======== Dataset excerpts

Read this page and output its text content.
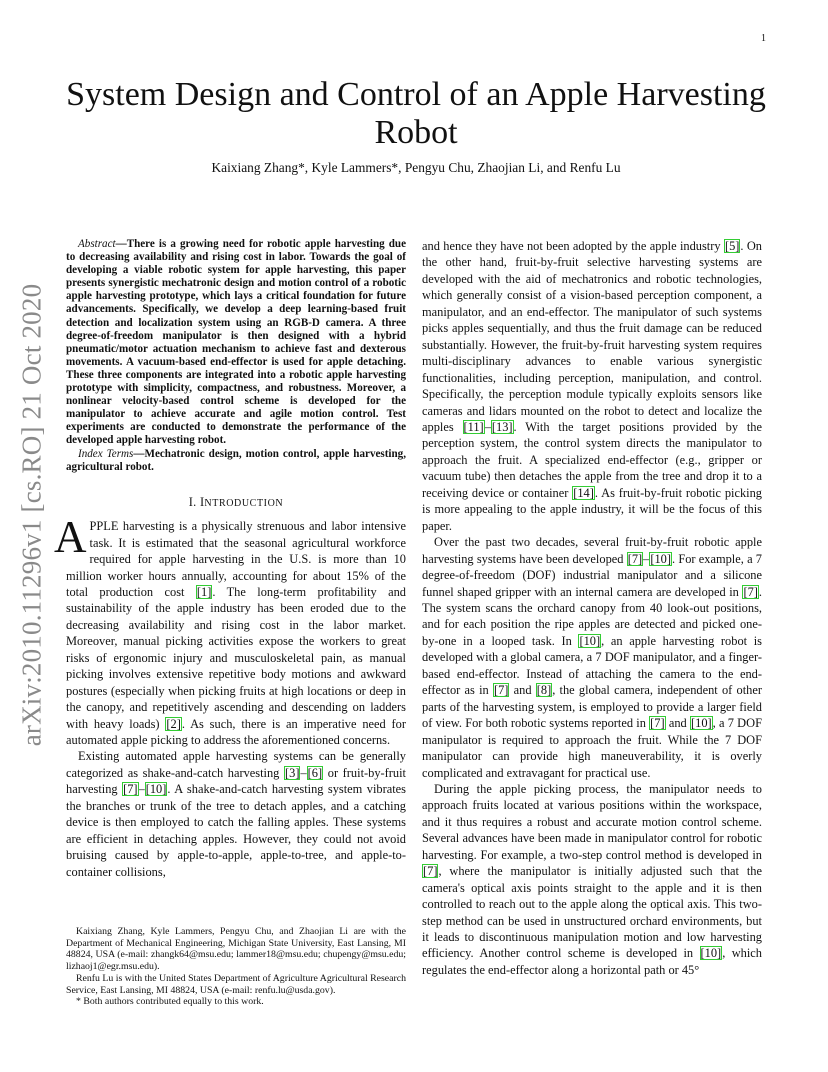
1
arXiv:2010.11296v1 [cs.RO] 21 Oct 2020
System Design and Control of an Apple Harvesting Robot
Kaixiang Zhang*, Kyle Lammers*, Pengyu Chu, Zhaojian Li, and Renfu Lu

Abstract—There is a growing need for robotic apple harvesting due to decreasing availability and rising cost in labor. Towards the goal of developing a viable robotic system for apple harvesting, this paper presents synergistic mechatronic design and motion control of a robotic apple harvesting prototype, which lays a critical foundation for future advancements. Specifically, we develop a deep learning-based fruit detection and localization system using an RGB-D camera. A three degree-of-freedom manipulator is then designed with a hybrid pneumatic/motor actuation mechanism to achieve fast and dexterous movements. A vacuum-based end-effector is used for apple detaching. These three components are integrated into a robotic apple harvesting prototype with simplicity, compactness, and robustness. Moreover, a nonlinear velocity-based control scheme is developed for the manipulator to achieve accurate and agile motion control. Test experiments are conducted to demonstrate the performance of the developed apple harvesting robot.

Index Terms—Mechatronic design, motion control, apple harvesting, agricultural robot.

I. INTRODUCTION

APPLE harvesting is a physically strenuous and labor intensive task. It is estimated that the seasonal agricultural workforce required for apple harvesting in the U.S. is more than 10 million worker hours annually, accounting for about 15% of the total production cost [1]. The long-term profitability and sustainability of the apple industry has been eroded due to the decreasing availability and rising cost in the labor market. Moreover, manual picking activities expose the workers to great risks of ergonomic injury and musculoskeletal pain, as manual picking involves extensive repetitive body motions and awkward postures (especially when picking fruits at high locations or deep in the canopy, and repetitively ascending and descending on ladders with heavy loads) [2]. As such, there is an imperative need for automated apple picking to address the aforementioned concerns.

Existing automated apple harvesting systems can be generally categorized as shake-and-catch harvesting [3]–[6] or fruit-by-fruit harvesting [7]–[10]. A shake-and-catch harvesting system vibrates the branches or trunk of the tree to detach apples, and a catching device is then employed to catch the falling apples. These systems are efficient in detaching apples. However, they could not avoid bruising caused by apple-to-apple, apple-to-tree, and apple-to-container collisions,

Kaixiang Zhang, Kyle Lammers, Pengyu Chu, and Zhaojian Li are with the Department of Mechanical Engineering, Michigan State University, East Lansing, MI 48824, USA (e-mail: zhangk64@msu.edu; lammer18@msu.edu; chupengy@msu.edu; lizhaoj1@egr.msu.edu).

Renfu Lu is with the United States Department of Agriculture Agricultural Research Service, East Lansing, MI 48824, USA (e-mail: renfu.lu@usda.gov).

* Both authors contributed equally to this work.

and hence they have not been adopted by the apple industry [5]. On the other hand, fruit-by-fruit selective harvesting systems are developed with the aid of mechatronics and robotic technologies, which generally consist of a vision-based perception component, a manipulator, and an end-effector. The manipulator of such systems picks apples sequentially, and thus the fruit damage can be reduced substantially. However, the fruit-by-fruit harvesting system requires multi-disciplinary advances to enable various synergistic functionalities, including perception, manipulation, and control. Specifically, the perception module typically exploits sensors like cameras and lidars mounted on the robot to detect and localize the apples [11]–[13]. With the target positions provided by the perception system, the control system directs the manipulator to approach the fruit. A specialized end-effector (e.g., gripper or vacuum tube) then detaches the apple from the tree and drop it to a receiving device or container [14]. As fruit-by-fruit robotic picking is more appealing to the apple industry, it will be the focus of this paper.

Over the past two decades, several fruit-by-fruit robotic apple harvesting systems have been developed [7]–[10]. For example, a 7 degree-of-freedom (DOF) industrial manipulator and a silicone funnel shaped gripper with an internal camera are developed in [7]. The system scans the orchard canopy from 40 look-out positions, and for each position the ripe apples are detected and picked one-by-one in a looped task. In [10], an apple harvesting robot is developed with a global camera, a 7 DOF manipulator, and a finger-based end-effector. Instead of attaching the camera to the end-effector as in [7] and [8], the global camera, independent of other parts of the harvesting system, is employed to provide a larger field of view. For both robotic systems reported in [7] and [10], a 7 DOF manipulator is required to approach the fruit. While the 7 DOF manipulator can provide high maneuverability, it is overly complicated and extravagant for practical use.

During the apple picking process, the manipulator needs to approach fruits located at various positions within the workspace, and it thus requires a robust and accurate motion control scheme. Several advances have been made in manipulator control for robotic harvesting. For example, a two-step control method is developed in [7], where the manipulator is initially adjusted such that the camera's optical axis points straight to the apple and it is then controlled to reach out to the apple along the optical axis. This two-step method can be used in unstructured orchard environments, but it leads to discontinuous manipulation motion and low harvesting efficiency. Another control scheme is developed in [10], which regulates the end-effector along a horizontal path or 45°
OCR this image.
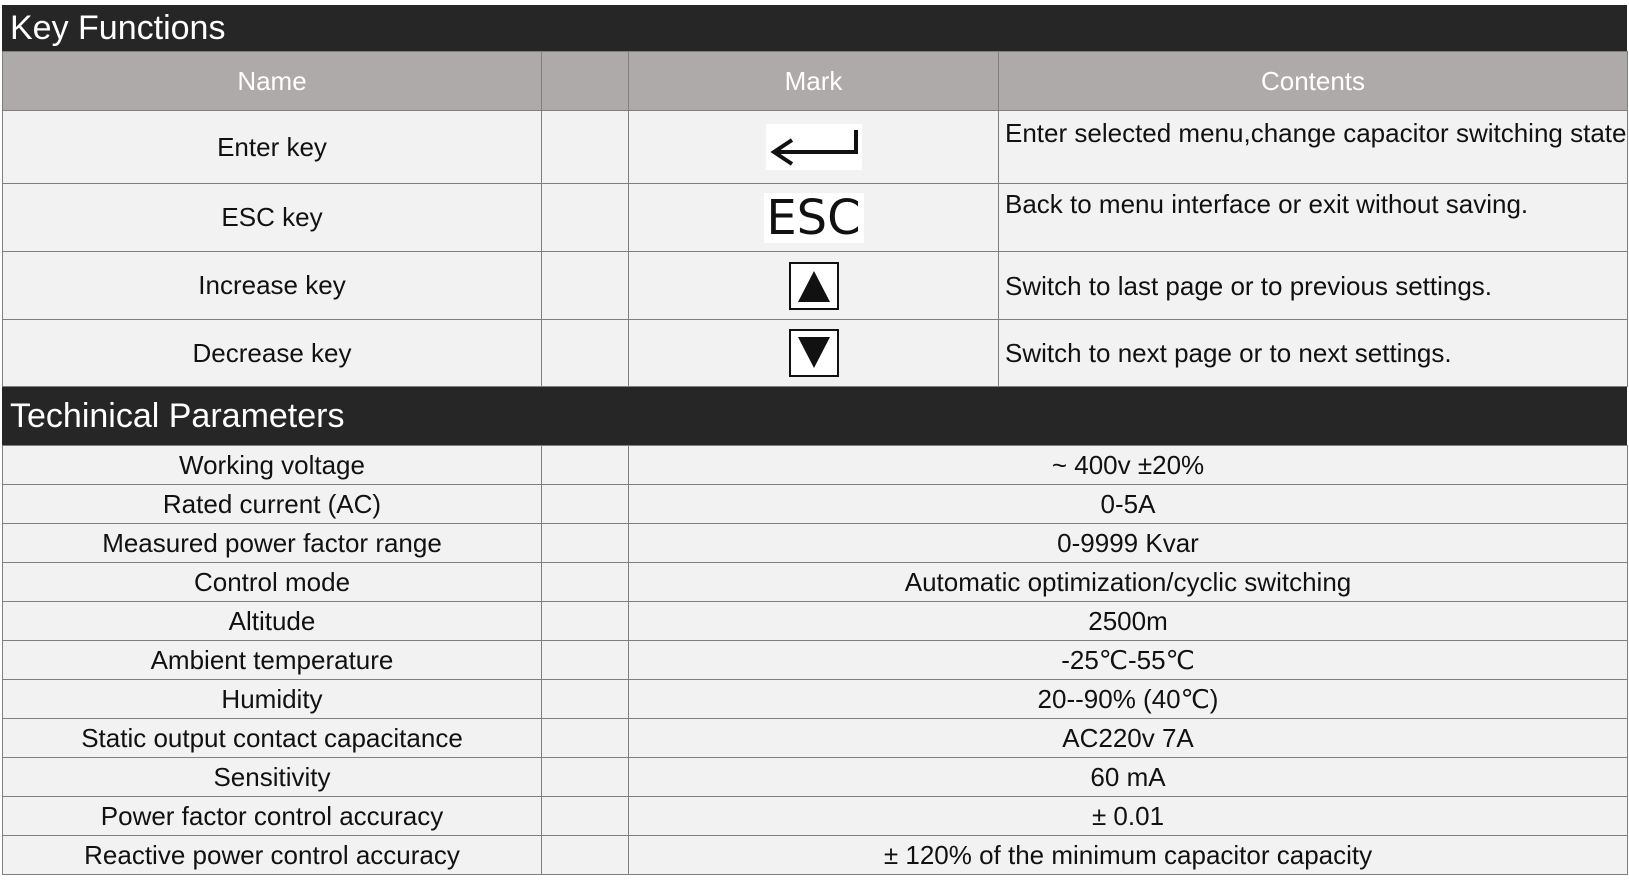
Key Functions
Name		Mark	Contents
Enter key			Enter selected menu,change capacitor switching state

ESC key		ESC	Back to menu interface or exit without saving.

Increase key			Switch to last page or to previous settings.
Decrease key			Switch to next page or to next settings.
Techinical Parameters
Working voltage		~ 400v ±20%
Rated current (AC)		0-5A
Measured power factor range		0-9999 Kvar
Control mode		Automatic optimization/cyclic switching
Altitude		2500m
Ambient temperature		-25℃-55℃
Humidity		20--90% (40℃)
Static output contact capacitance		AC220v 7A
Sensitivity		60 mA
Power factor control accuracy		± 0.01
Reactive power control accuracy		± 120% of the minimum capacitor capacity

================

• _Given exercise_: Using the records above, list each line that includes "Renfu".

• _The answer_:
Kaixiang Zhang*, Kyle Lammers*, Pengyu Chu, Zhaojian Li, and Renfu Lu
Renfu Lu is with the United States Department of Agriculture Agricultural Research Service, East Lansing, MI 48824, USA (e-mail: renfu.lu@usda.gov).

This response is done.